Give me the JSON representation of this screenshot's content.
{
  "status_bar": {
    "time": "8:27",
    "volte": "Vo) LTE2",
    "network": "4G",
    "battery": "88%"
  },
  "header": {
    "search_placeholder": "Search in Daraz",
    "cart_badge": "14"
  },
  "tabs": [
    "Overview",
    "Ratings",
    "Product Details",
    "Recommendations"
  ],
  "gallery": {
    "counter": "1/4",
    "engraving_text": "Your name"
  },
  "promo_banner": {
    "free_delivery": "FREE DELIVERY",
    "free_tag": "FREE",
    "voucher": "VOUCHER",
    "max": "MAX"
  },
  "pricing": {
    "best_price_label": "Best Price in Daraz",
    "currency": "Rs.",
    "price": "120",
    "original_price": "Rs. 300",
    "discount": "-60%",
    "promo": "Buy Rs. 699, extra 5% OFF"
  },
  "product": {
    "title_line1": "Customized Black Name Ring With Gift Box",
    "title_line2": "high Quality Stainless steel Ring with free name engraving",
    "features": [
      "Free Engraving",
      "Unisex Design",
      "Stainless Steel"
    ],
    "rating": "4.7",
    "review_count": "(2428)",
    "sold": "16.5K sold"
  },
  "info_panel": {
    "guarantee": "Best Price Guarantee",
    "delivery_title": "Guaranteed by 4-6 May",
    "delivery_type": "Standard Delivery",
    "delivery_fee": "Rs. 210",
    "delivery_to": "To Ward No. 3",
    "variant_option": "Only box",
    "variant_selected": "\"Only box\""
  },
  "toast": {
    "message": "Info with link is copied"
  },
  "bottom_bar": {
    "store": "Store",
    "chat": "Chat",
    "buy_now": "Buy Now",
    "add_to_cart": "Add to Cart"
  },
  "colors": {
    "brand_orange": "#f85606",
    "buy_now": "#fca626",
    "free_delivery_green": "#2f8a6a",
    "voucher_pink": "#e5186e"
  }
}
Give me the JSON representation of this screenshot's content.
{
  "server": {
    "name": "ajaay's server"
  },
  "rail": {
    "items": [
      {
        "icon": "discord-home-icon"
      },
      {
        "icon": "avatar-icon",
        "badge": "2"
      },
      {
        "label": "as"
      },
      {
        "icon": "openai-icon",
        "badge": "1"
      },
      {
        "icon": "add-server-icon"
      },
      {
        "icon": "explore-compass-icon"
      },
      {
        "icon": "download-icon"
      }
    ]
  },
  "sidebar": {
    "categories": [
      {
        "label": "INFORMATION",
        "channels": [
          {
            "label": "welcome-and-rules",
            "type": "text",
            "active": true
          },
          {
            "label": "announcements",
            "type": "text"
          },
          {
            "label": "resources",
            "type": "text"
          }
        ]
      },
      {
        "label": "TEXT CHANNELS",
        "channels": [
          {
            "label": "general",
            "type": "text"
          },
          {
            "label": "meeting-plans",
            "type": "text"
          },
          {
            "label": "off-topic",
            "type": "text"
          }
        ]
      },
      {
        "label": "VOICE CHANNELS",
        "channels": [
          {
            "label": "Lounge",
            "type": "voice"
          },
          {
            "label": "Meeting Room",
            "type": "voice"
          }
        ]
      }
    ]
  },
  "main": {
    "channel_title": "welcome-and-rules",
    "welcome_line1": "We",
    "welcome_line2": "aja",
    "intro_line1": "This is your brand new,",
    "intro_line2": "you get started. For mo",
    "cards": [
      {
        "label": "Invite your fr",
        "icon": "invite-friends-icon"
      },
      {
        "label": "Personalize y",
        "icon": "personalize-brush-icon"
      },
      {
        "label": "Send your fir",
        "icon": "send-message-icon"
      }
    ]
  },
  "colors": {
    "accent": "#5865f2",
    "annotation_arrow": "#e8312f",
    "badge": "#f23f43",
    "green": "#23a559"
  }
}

......

Set exercise:
Extract the full listing above without altering anything.

Result of the exercise:
Give me the JSON representation of this screenshot's content.
{
  "status_bar": {
    "time": "8:27",
    "volte": "Vo) LTE2",
    "network": "4G",
    "battery": "88%"
  },
  "header": {
    "search_placeholder": "Search in Daraz",
    "cart_badge": "14"
  },
  "tabs": [
    "Overview",
    "Ratings",
    "Product Details",
    "Recommendations"
  ],
  "gallery": {
    "counter": "1/4",
    "engraving_text": "Your name"
  },
  "promo_banner": {
    "free_delivery": "FREE DELIVERY",
    "free_tag": "FREE",
    "voucher": "VOUCHER",
    "max": "MAX"
  },
  "pricing": {
    "best_price_label": "Best Price in Daraz",
    "currency": "Rs.",
    "price": "120",
    "original_price": "Rs. 300",
    "discount": "-60%",
    "promo": "Buy Rs. 699, extra 5% OFF"
  },
  "product": {
    "title_line1": "Customized Black Name Ring With Gift Box",
    "title_line2": "high Quality Stainless steel Ring with free name engraving",
    "features": [
      "Free Engraving",
      "Unisex Design",
      "Stainless Steel"
    ],
    "rating": "4.7",
    "review_count": "(2428)",
    "sold": "16.5K sold"
  },
  "info_panel": {
    "guarantee": "Best Price Guarantee",
    "delivery_title": "Guaranteed by 4-6 May",
    "delivery_type": "Standard Delivery",
    "delivery_fee": "Rs. 210",
    "delivery_to": "To Ward No. 3",
    "variant_option": "Only box",
    "variant_selected": "\"Only box\""
  },
  "toast": {
    "message": "Info with link is copied"
  },
  "bottom_bar": {
    "store": "Store",
    "chat": "Chat",
    "buy_now": "Buy Now",
    "add_to_cart": "Add to Cart"
  },
  "colors": {
    "brand_orange": "#f85606",
    "buy_now": "#fca626",
    "free_delivery_green": "#2f8a6a",
    "voucher_pink": "#e5186e"
  }
}
Give me the JSON representation of this screenshot's content.
{
  "server": {
    "name": "ajaay's server"
  },
  "rail": {
    "items": [
      {
        "icon": "discord-home-icon"
      },
      {
        "icon": "avatar-icon",
        "badge": "2"
      },
      {
        "label": "as"
      },
      {
        "icon": "openai-icon",
        "badge": "1"
      },
      {
        "icon": "add-server-icon"
      },
      {
        "icon": "explore-compass-icon"
      },
      {
        "icon": "download-icon"
      }
    ]
  },
  "sidebar": {
    "categories": [
      {
        "label": "INFORMATION",
        "channels": [
          {
            "label": "welcome-and-rules",
            "type": "text",
            "active": true
          },
          {
            "label": "announcements",
            "type": "text"
          },
          {
            "label": "resources",
            "type": "text"
          }
        ]
      },
      {
        "label": "TEXT CHANNELS",
        "channels": [
          {
            "label": "general",
            "type": "text"
          },
          {
            "label": "meeting-plans",
            "type": "text"
          },
          {
            "label": "off-topic",
            "type": "text"
          }
        ]
      },
      {
        "label": "VOICE CHANNELS",
        "channels": [
          {
            "label": "Lounge",
            "type": "voice"
          },
          {
            "label": "Meeting Room",
            "type": "voice"
          }
        ]
      }
    ]
  },
  "main": {
    "channel_title": "welcome-and-rules",
    "welcome_line1": "We",
    "welcome_line2": "aja",
    "intro_line1": "This is your brand new,",
    "intro_line2": "you get started. For mo",
    "cards": [
      {
        "label": "Invite your fr",
        "icon": "invite-friends-icon"
      },
      {
        "label": "Personalize y",
        "icon": "personalize-brush-icon"
      },
      {
        "label": "Send your fir",
        "icon": "send-message-icon"
      }
    ]
  },
  "colors": {
    "accent": "#5865f2",
    "annotation_arrow": "#e8312f",
    "badge": "#f23f43",
    "green": "#23a559"
  }
}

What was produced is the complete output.